### Source information
◇ ◇ ◇ ◇ ◇ ◇ ◇

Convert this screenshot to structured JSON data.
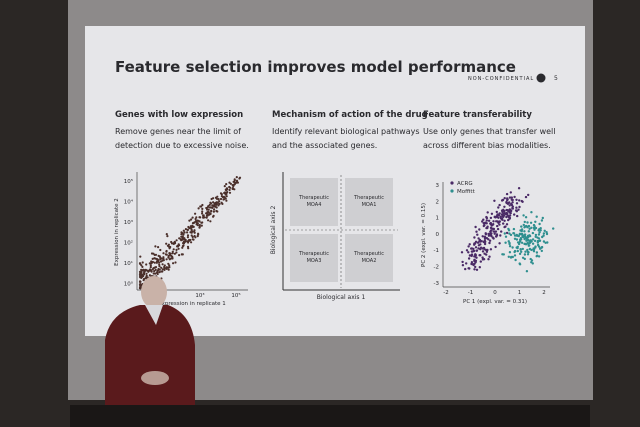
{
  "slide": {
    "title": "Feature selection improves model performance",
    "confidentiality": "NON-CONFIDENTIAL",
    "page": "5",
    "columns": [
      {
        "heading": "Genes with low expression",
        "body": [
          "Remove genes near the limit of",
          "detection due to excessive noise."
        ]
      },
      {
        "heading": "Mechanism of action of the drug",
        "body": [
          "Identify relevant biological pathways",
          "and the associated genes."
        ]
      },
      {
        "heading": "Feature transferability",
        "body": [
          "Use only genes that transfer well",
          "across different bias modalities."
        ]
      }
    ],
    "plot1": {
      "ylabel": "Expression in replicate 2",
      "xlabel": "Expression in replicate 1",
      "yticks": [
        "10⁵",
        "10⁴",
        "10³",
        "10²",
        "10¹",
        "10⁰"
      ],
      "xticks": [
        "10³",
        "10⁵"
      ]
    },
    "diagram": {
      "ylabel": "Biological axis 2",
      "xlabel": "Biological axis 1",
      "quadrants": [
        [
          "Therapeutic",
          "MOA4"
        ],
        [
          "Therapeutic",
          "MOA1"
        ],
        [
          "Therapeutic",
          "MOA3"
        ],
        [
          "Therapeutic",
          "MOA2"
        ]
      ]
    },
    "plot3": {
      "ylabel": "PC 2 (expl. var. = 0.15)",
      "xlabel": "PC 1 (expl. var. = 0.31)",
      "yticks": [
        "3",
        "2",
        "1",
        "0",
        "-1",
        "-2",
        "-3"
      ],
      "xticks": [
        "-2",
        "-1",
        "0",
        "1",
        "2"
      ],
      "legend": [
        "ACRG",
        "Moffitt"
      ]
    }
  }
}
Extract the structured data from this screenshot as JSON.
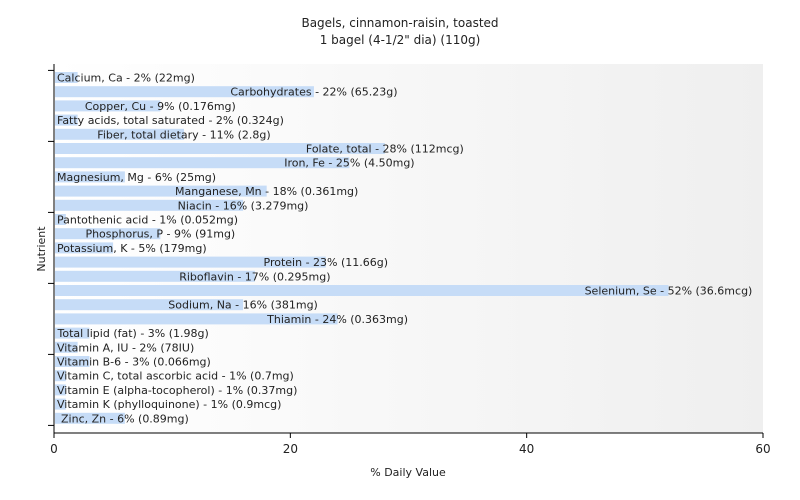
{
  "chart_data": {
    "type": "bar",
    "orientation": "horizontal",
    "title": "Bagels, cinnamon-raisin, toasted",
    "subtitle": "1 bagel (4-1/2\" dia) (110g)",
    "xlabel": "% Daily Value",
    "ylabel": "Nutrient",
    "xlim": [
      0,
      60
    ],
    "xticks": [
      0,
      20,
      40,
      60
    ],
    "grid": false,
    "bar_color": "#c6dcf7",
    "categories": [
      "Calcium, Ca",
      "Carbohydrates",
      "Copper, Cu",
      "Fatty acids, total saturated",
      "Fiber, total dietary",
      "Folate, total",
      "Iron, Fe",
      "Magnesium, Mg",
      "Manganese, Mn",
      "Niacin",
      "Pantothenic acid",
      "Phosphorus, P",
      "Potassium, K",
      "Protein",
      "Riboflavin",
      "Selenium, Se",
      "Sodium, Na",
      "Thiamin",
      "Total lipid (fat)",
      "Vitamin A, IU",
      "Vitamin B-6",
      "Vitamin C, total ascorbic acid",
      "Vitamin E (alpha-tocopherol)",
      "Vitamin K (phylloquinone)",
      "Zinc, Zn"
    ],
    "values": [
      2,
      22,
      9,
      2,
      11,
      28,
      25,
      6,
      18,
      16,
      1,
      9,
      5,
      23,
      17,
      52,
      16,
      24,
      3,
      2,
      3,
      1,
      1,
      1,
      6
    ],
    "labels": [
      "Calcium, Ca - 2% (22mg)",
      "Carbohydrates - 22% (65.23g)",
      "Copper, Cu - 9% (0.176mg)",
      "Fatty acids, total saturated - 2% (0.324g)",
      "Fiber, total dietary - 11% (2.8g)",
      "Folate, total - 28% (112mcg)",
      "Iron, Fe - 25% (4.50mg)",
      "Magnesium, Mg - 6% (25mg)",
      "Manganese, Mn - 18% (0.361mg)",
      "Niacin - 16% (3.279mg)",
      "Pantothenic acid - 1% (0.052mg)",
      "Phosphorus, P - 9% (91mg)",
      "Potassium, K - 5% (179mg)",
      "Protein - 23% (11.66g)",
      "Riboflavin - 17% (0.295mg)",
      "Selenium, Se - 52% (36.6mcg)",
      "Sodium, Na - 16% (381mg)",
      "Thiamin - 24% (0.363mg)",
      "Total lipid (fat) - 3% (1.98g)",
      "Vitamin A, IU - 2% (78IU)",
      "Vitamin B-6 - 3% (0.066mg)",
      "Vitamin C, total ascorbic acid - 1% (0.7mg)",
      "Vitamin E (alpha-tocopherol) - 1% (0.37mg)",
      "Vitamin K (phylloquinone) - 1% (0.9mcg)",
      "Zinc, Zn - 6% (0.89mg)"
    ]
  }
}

◇ ◇ ◇ ◇ ◇ ◇ ◇

### What you should do
Set down each record above exactly as it stands and leave out all pictures.

### Exercise response
Convert this screenshot to structured JSON data.
{
  "slide": {
    "title": "Feature selection improves model performance",
    "confidentiality": "NON-CONFIDENTIAL",
    "page": "5",
    "columns": [
      {
        "heading": "Genes with low expression",
        "body": [
          "Remove genes near the limit of",
          "detection due to excessive noise."
        ]
      },
      {
        "heading": "Mechanism of action of the drug",
        "body": [
          "Identify relevant biological pathways",
          "and the associated genes."
        ]
      },
      {
        "heading": "Feature transferability",
        "body": [
          "Use only genes that transfer well",
          "across different bias modalities."
        ]
      }
    ],
    "plot1": {
      "ylabel": "Expression in replicate 2",
      "xlabel": "Expression in replicate 1",
      "yticks": [
        "10⁵",
        "10⁴",
        "10³",
        "10²",
        "10¹",
        "10⁰"
      ],
      "xticks": [
        "10³",
        "10⁵"
      ]
    },
    "diagram": {
      "ylabel": "Biological axis 2",
      "xlabel": "Biological axis 1",
      "quadrants": [
        [
          "Therapeutic",
          "MOA4"
        ],
        [
          "Therapeutic",
          "MOA1"
        ],
        [
          "Therapeutic",
          "MOA3"
        ],
        [
          "Therapeutic",
          "MOA2"
        ]
      ]
    },
    "plot3": {
      "ylabel": "PC 2 (expl. var. = 0.15)",
      "xlabel": "PC 1 (expl. var. = 0.31)",
      "yticks": [
        "3",
        "2",
        "1",
        "0",
        "-1",
        "-2",
        "-3"
      ],
      "xticks": [
        "-2",
        "-1",
        "0",
        "1",
        "2"
      ],
      "legend": [
        "ACRG",
        "Moffitt"
      ]
    }
  }
}
Extract the structured data from this screenshot as JSON.
{
  "chart_data": {
    "type": "bar",
    "orientation": "horizontal",
    "title": "Bagels, cinnamon-raisin, toasted",
    "subtitle": "1 bagel (4-1/2\" dia) (110g)",
    "xlabel": "% Daily Value",
    "ylabel": "Nutrient",
    "xlim": [
      0,
      60
    ],
    "xticks": [
      0,
      20,
      40,
      60
    ],
    "grid": false,
    "bar_color": "#c6dcf7",
    "categories": [
      "Calcium, Ca",
      "Carbohydrates",
      "Copper, Cu",
      "Fatty acids, total saturated",
      "Fiber, total dietary",
      "Folate, total",
      "Iron, Fe",
      "Magnesium, Mg",
      "Manganese, Mn",
      "Niacin",
      "Pantothenic acid",
      "Phosphorus, P",
      "Potassium, K",
      "Protein",
      "Riboflavin",
      "Selenium, Se",
      "Sodium, Na",
      "Thiamin",
      "Total lipid (fat)",
      "Vitamin A, IU",
      "Vitamin B-6",
      "Vitamin C, total ascorbic acid",
      "Vitamin E (alpha-tocopherol)",
      "Vitamin K (phylloquinone)",
      "Zinc, Zn"
    ],
    "values": [
      2,
      22,
      9,
      2,
      11,
      28,
      25,
      6,
      18,
      16,
      1,
      9,
      5,
      23,
      17,
      52,
      16,
      24,
      3,
      2,
      3,
      1,
      1,
      1,
      6
    ],
    "labels": [
      "Calcium, Ca - 2% (22mg)",
      "Carbohydrates - 22% (65.23g)",
      "Copper, Cu - 9% (0.176mg)",
      "Fatty acids, total saturated - 2% (0.324g)",
      "Fiber, total dietary - 11% (2.8g)",
      "Folate, total - 28% (112mcg)",
      "Iron, Fe - 25% (4.50mg)",
      "Magnesium, Mg - 6% (25mg)",
      "Manganese, Mn - 18% (0.361mg)",
      "Niacin - 16% (3.279mg)",
      "Pantothenic acid - 1% (0.052mg)",
      "Phosphorus, P - 9% (91mg)",
      "Potassium, K - 5% (179mg)",
      "Protein - 23% (11.66g)",
      "Riboflavin - 17% (0.295mg)",
      "Selenium, Se - 52% (36.6mcg)",
      "Sodium, Na - 16% (381mg)",
      "Thiamin - 24% (0.363mg)",
      "Total lipid (fat) - 3% (1.98g)",
      "Vitamin A, IU - 2% (78IU)",
      "Vitamin B-6 - 3% (0.066mg)",
      "Vitamin C, total ascorbic acid - 1% (0.7mg)",
      "Vitamin E (alpha-tocopherol) - 1% (0.37mg)",
      "Vitamin K (phylloquinone) - 1% (0.9mcg)",
      "Zinc, Zn - 6% (0.89mg)"
    ]
  }
}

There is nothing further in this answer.